Records »

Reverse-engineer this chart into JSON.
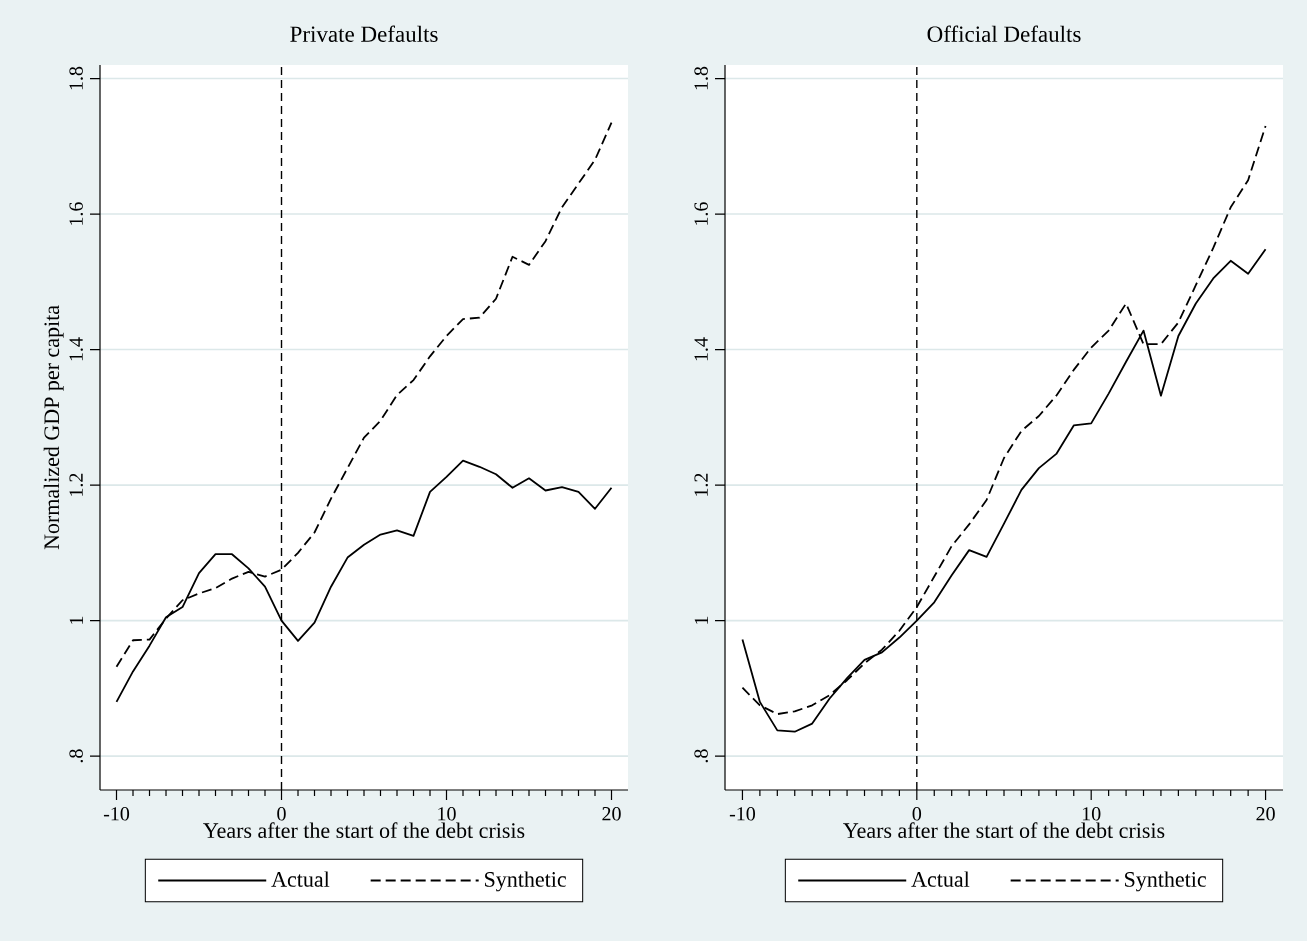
{
  "chart_data": [
    {
      "type": "line",
      "title": "Private Defaults",
      "xlabel": "Years after the start of the debt crisis",
      "ylabel": "Normalized GDP per capita",
      "x": [
        -10,
        -9,
        -8,
        -7,
        -6,
        -5,
        -4,
        -3,
        -2,
        -1,
        0,
        1,
        2,
        3,
        4,
        5,
        6,
        7,
        8,
        9,
        10,
        11,
        12,
        13,
        14,
        15,
        16,
        17,
        18,
        19,
        20
      ],
      "series": [
        {
          "name": "Actual",
          "color": "#000000",
          "line_style": "solid",
          "values": [
            0.88,
            0.925,
            0.963,
            1.005,
            1.02,
            1.07,
            1.098,
            1.098,
            1.077,
            1.05,
            1.0,
            0.97,
            0.997,
            1.05,
            1.093,
            1.112,
            1.127,
            1.133,
            1.125,
            1.19,
            1.212,
            1.236,
            1.227,
            1.216,
            1.196,
            1.21,
            1.192,
            1.197,
            1.19,
            1.165,
            1.196
          ]
        },
        {
          "name": "Synthetic",
          "color": "#000000",
          "line_style": "dashed",
          "values": [
            0.932,
            0.971,
            0.972,
            1.003,
            1.03,
            1.04,
            1.048,
            1.062,
            1.072,
            1.065,
            1.075,
            1.1,
            1.13,
            1.18,
            1.225,
            1.27,
            1.295,
            1.333,
            1.355,
            1.39,
            1.42,
            1.445,
            1.447,
            1.475,
            1.537,
            1.525,
            1.56,
            1.61,
            1.645,
            1.68,
            1.735
          ]
        }
      ],
      "xlim": [
        -11,
        21
      ],
      "ylim": [
        0.75,
        1.82
      ],
      "xticks": [
        -10,
        0,
        10,
        20
      ],
      "yticks": [
        {
          "value": 0.8,
          "label": ".8"
        },
        1,
        1.2,
        1.4,
        1.6,
        1.8
      ],
      "ref_lines": [
        {
          "axis": "x",
          "value": 0,
          "color": "#000000",
          "line_style": "dashed"
        }
      ],
      "grid": "y",
      "legend": "bottom",
      "marker": "none"
    },
    {
      "type": "line",
      "title": "Official Defaults",
      "xlabel": "Years after the start of the debt crisis",
      "x": [
        -10,
        -9,
        -8,
        -7,
        -6,
        -5,
        -4,
        -3,
        -2,
        -1,
        0,
        1,
        2,
        3,
        4,
        5,
        6,
        7,
        8,
        9,
        10,
        11,
        12,
        13,
        14,
        15,
        16,
        17,
        18,
        19,
        20
      ],
      "series": [
        {
          "name": "Actual",
          "color": "#000000",
          "line_style": "solid",
          "values": [
            0.972,
            0.88,
            0.838,
            0.836,
            0.848,
            0.885,
            0.915,
            0.942,
            0.953,
            0.975,
            1.0,
            1.027,
            1.067,
            1.104,
            1.094,
            1.143,
            1.193,
            1.225,
            1.246,
            1.288,
            1.291,
            1.335,
            1.382,
            1.428,
            1.332,
            1.42,
            1.468,
            1.505,
            1.531,
            1.512,
            1.548
          ]
        },
        {
          "name": "Synthetic",
          "color": "#000000",
          "line_style": "dashed",
          "values": [
            0.901,
            0.875,
            0.862,
            0.866,
            0.875,
            0.89,
            0.912,
            0.937,
            0.957,
            0.985,
            1.02,
            1.065,
            1.11,
            1.142,
            1.178,
            1.24,
            1.28,
            1.302,
            1.332,
            1.37,
            1.403,
            1.428,
            1.468,
            1.408,
            1.408,
            1.44,
            1.495,
            1.55,
            1.61,
            1.65,
            1.73
          ]
        }
      ],
      "xlim": [
        -11,
        21
      ],
      "ylim": [
        0.75,
        1.82
      ],
      "xticks": [
        -10,
        0,
        10,
        20
      ],
      "yticks": [
        {
          "value": 0.8,
          "label": ".8"
        },
        1,
        1.2,
        1.4,
        1.6,
        1.8
      ],
      "ref_lines": [
        {
          "axis": "x",
          "value": 0,
          "color": "#000000",
          "line_style": "dashed"
        }
      ],
      "grid": "y",
      "legend": "bottom",
      "marker": "none"
    }
  ]
}
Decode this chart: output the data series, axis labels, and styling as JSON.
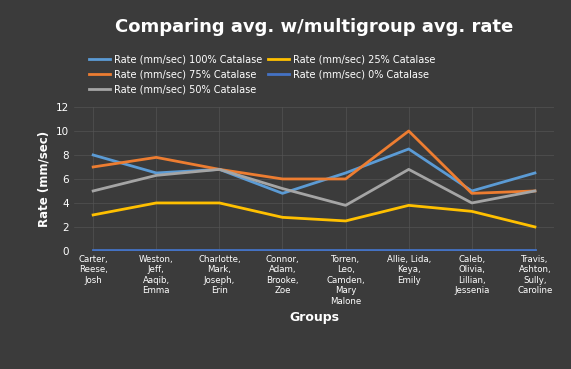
{
  "title": "Comparing avg. w/multigroup avg. rate",
  "xlabel": "Groups",
  "ylabel": "Rate (mm/sec)",
  "background_color": "#3b3b3b",
  "plot_bg_color": "#3b3b3b",
  "grid_color": "#555555",
  "text_color": "#ffffff",
  "ylim": [
    0,
    12
  ],
  "yticks": [
    0,
    2,
    4,
    6,
    8,
    10,
    12
  ],
  "x_labels": [
    "Carter,\nReese,\nJosh",
    "Weston,\nJeff,\nAaqib,\nEmma",
    "Charlotte,\nMark,\nJoseph,\nErin",
    "Connor,\nAdam,\nBrooke,\nZoe",
    "Torren,\nLeo,\nCamden,\nMary\nMalone",
    "Allie, Lida,\nKeya,\nEmily",
    "Caleb,\nOlivia,\nLillian,\nJessenia",
    "Travis,\nAshton,\nSully,\nCaroline"
  ],
  "series": [
    {
      "label": "Rate (mm/sec) 100% Catalase",
      "color": "#5b9bd5",
      "linewidth": 2.0,
      "values": [
        8.0,
        6.5,
        6.8,
        4.8,
        6.5,
        8.5,
        5.0,
        6.5
      ]
    },
    {
      "label": "Rate (mm/sec) 75% Catalase",
      "color": "#ed7d31",
      "linewidth": 2.0,
      "values": [
        7.0,
        7.8,
        6.8,
        6.0,
        6.0,
        10.0,
        4.8,
        5.0
      ]
    },
    {
      "label": "Rate (mm/sec) 50% Catalase",
      "color": "#a5a5a5",
      "linewidth": 2.0,
      "values": [
        5.0,
        6.3,
        6.8,
        5.2,
        3.8,
        6.8,
        4.0,
        5.0
      ]
    },
    {
      "label": "Rate (mm/sec) 25% Catalase",
      "color": "#ffc000",
      "linewidth": 2.0,
      "values": [
        3.0,
        4.0,
        4.0,
        2.8,
        2.5,
        3.8,
        3.3,
        2.0
      ]
    },
    {
      "label": "Rate (mm/sec) 0% Catalase",
      "color": "#4472c4",
      "linewidth": 2.0,
      "values": [
        0.1,
        0.1,
        0.1,
        0.1,
        0.1,
        0.1,
        0.1,
        0.1
      ]
    }
  ],
  "legend_order": [
    0,
    1,
    2,
    3,
    4
  ]
}
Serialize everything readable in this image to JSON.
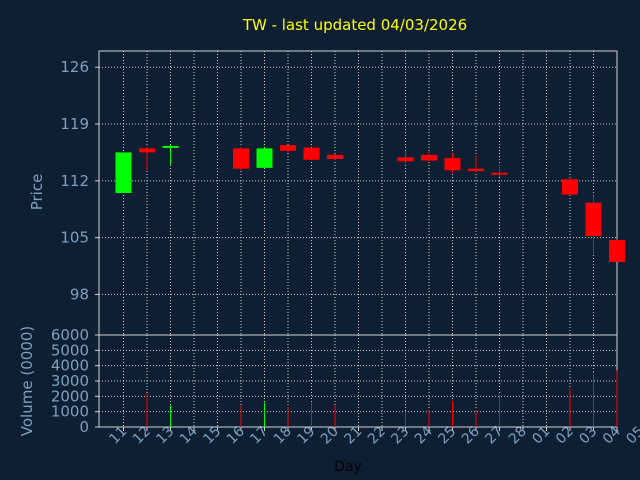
{
  "chart_data": {
    "type": "candlestick",
    "title": "TW - last updated 04/03/2026",
    "xlabel": "Day",
    "price_ylabel": "Price",
    "volume_ylabel": "Volume (0000)",
    "price_ylim": [
      93,
      128
    ],
    "price_ticks": [
      98,
      105,
      112,
      119,
      126
    ],
    "volume_ylim": [
      0,
      6000
    ],
    "volume_ticks": [
      0,
      1000,
      2000,
      3000,
      4000,
      5000,
      6000
    ],
    "grid": true,
    "x_labels": [
      "11",
      "12",
      "13",
      "14",
      "15",
      "16",
      "17",
      "18",
      "19",
      "20",
      "21",
      "22",
      "23",
      "24",
      "25",
      "26",
      "27",
      "28",
      "01",
      "02",
      "03",
      "04",
      "05"
    ],
    "candles": [
      {
        "day": "11",
        "open": 110.5,
        "high": 115.5,
        "low": 110.5,
        "close": 115.5,
        "volume": 0
      },
      {
        "day": "12",
        "open": 116.0,
        "high": 116.2,
        "low": 113.3,
        "close": 115.5,
        "volume": 2200
      },
      {
        "day": "13",
        "open": 116.2,
        "high": 116.4,
        "low": 114.0,
        "close": 116.3,
        "volume": 1400
      },
      {
        "day": "16",
        "open": 116.0,
        "high": 116.2,
        "low": 113.3,
        "close": 113.5,
        "volume": 1400
      },
      {
        "day": "17",
        "open": 113.6,
        "high": 116.2,
        "low": 113.6,
        "close": 116.0,
        "volume": 1600
      },
      {
        "day": "18",
        "open": 116.4,
        "high": 116.4,
        "low": 115.5,
        "close": 115.7,
        "volume": 1300
      },
      {
        "day": "19",
        "open": 116.1,
        "high": 116.1,
        "low": 114.6,
        "close": 114.6,
        "volume": 1600
      },
      {
        "day": "20",
        "open": 115.2,
        "high": 115.3,
        "low": 114.6,
        "close": 114.7,
        "volume": 1400
      },
      {
        "day": "23",
        "open": 114.9,
        "high": 115.7,
        "low": 114.1,
        "close": 114.4,
        "volume": 1000
      },
      {
        "day": "24",
        "open": 115.2,
        "high": 115.6,
        "low": 114.4,
        "close": 114.5,
        "volume": 1100
      },
      {
        "day": "25",
        "open": 114.8,
        "high": 115.4,
        "low": 113.0,
        "close": 113.3,
        "volume": 1700
      },
      {
        "day": "26",
        "open": 113.5,
        "high": 115.1,
        "low": 113.1,
        "close": 113.2,
        "volume": 1100
      },
      {
        "day": "27",
        "open": 113.0,
        "high": 114.0,
        "low": 112.5,
        "close": 112.8,
        "volume": 2100
      },
      {
        "day": "02",
        "open": 112.2,
        "high": 112.3,
        "low": 110.2,
        "close": 110.3,
        "volume": 2500
      },
      {
        "day": "03",
        "open": 109.3,
        "high": 110.2,
        "low": 103.0,
        "close": 105.2,
        "volume": 3600
      },
      {
        "day": "04",
        "open": 104.7,
        "high": 104.8,
        "low": 102.0,
        "close": 102.0,
        "volume": 3700
      }
    ],
    "colors": {
      "up": "#00ff00",
      "down": "#ff0000",
      "grid": "#d0d0d0",
      "axis": "#d0d0d0",
      "tick_text": "#7f9fc0",
      "title": "#ffff00",
      "background": "#0f1f33",
      "xlabel": "#000000"
    }
  }
}
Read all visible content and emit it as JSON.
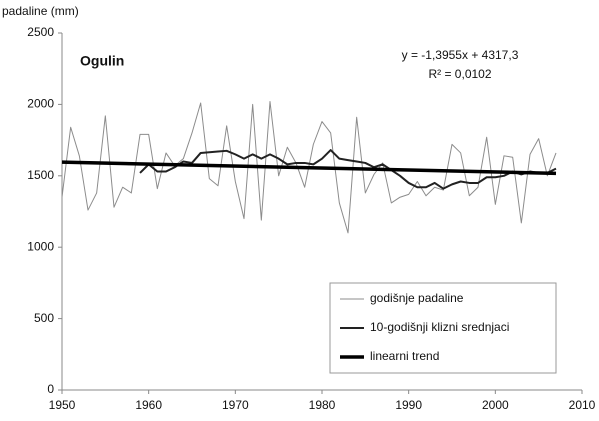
{
  "chart_data": {
    "type": "line",
    "title": "Ogulin",
    "ylabel": "padaline (mm)",
    "equation": "y = -1,3955x + 4317,3",
    "r_squared": "R² = 0,0102",
    "x": [
      1950,
      1951,
      1952,
      1953,
      1954,
      1955,
      1956,
      1957,
      1958,
      1959,
      1960,
      1961,
      1962,
      1963,
      1964,
      1965,
      1966,
      1967,
      1968,
      1969,
      1970,
      1971,
      1972,
      1973,
      1974,
      1975,
      1976,
      1977,
      1978,
      1979,
      1980,
      1981,
      1982,
      1983,
      1984,
      1985,
      1986,
      1987,
      1988,
      1989,
      1990,
      1991,
      1992,
      1993,
      1994,
      1995,
      1996,
      1997,
      1998,
      1999,
      2000,
      2001,
      2002,
      2003,
      2004,
      2005,
      2006,
      2007
    ],
    "series": [
      {
        "name": "godišnje padaline",
        "color": "#8c8c8c",
        "width": 1,
        "values": [
          1350,
          1840,
          1640,
          1260,
          1380,
          1920,
          1280,
          1420,
          1380,
          1790,
          1790,
          1410,
          1660,
          1570,
          1620,
          1800,
          2010,
          1480,
          1430,
          1850,
          1460,
          1200,
          2000,
          1190,
          2020,
          1500,
          1700,
          1590,
          1420,
          1720,
          1880,
          1800,
          1310,
          1100,
          1910,
          1380,
          1510,
          1590,
          1310,
          1350,
          1370,
          1460,
          1360,
          1420,
          1400,
          1720,
          1660,
          1360,
          1420,
          1770,
          1300,
          1640,
          1630,
          1170,
          1650,
          1760,
          1500,
          1660
        ]
      },
      {
        "name": "10-godišnji klizni srednjaci",
        "color": "#222222",
        "width": 2,
        "values": [
          null,
          null,
          null,
          null,
          null,
          null,
          null,
          null,
          null,
          1520,
          1580,
          1530,
          1530,
          1560,
          1600,
          1590,
          1660,
          1665,
          1670,
          1675,
          1650,
          1620,
          1650,
          1620,
          1650,
          1620,
          1580,
          1590,
          1590,
          1580,
          1620,
          1680,
          1620,
          1610,
          1600,
          1590,
          1560,
          1580,
          1540,
          1500,
          1450,
          1420,
          1420,
          1450,
          1410,
          1440,
          1460,
          1450,
          1450,
          1490,
          1490,
          1500,
          1530,
          1510,
          1530,
          1520,
          1520,
          1550
        ]
      },
      {
        "name": "linearni trend",
        "color": "#000000",
        "width": 3.5,
        "x": [
          1950,
          2007
        ],
        "values": [
          1596,
          1517
        ]
      }
    ],
    "xlim": [
      1950,
      2010
    ],
    "xticks": [
      1950,
      1960,
      1970,
      1980,
      1990,
      2000,
      2010
    ],
    "ylim": [
      0,
      2500
    ],
    "yticks": [
      0,
      500,
      1000,
      1500,
      2000,
      2500
    ]
  }
}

Problem to solve »
Provide the number of lines in these entries that hold the word "Catalase", without any accompanying text.

Answer below »
5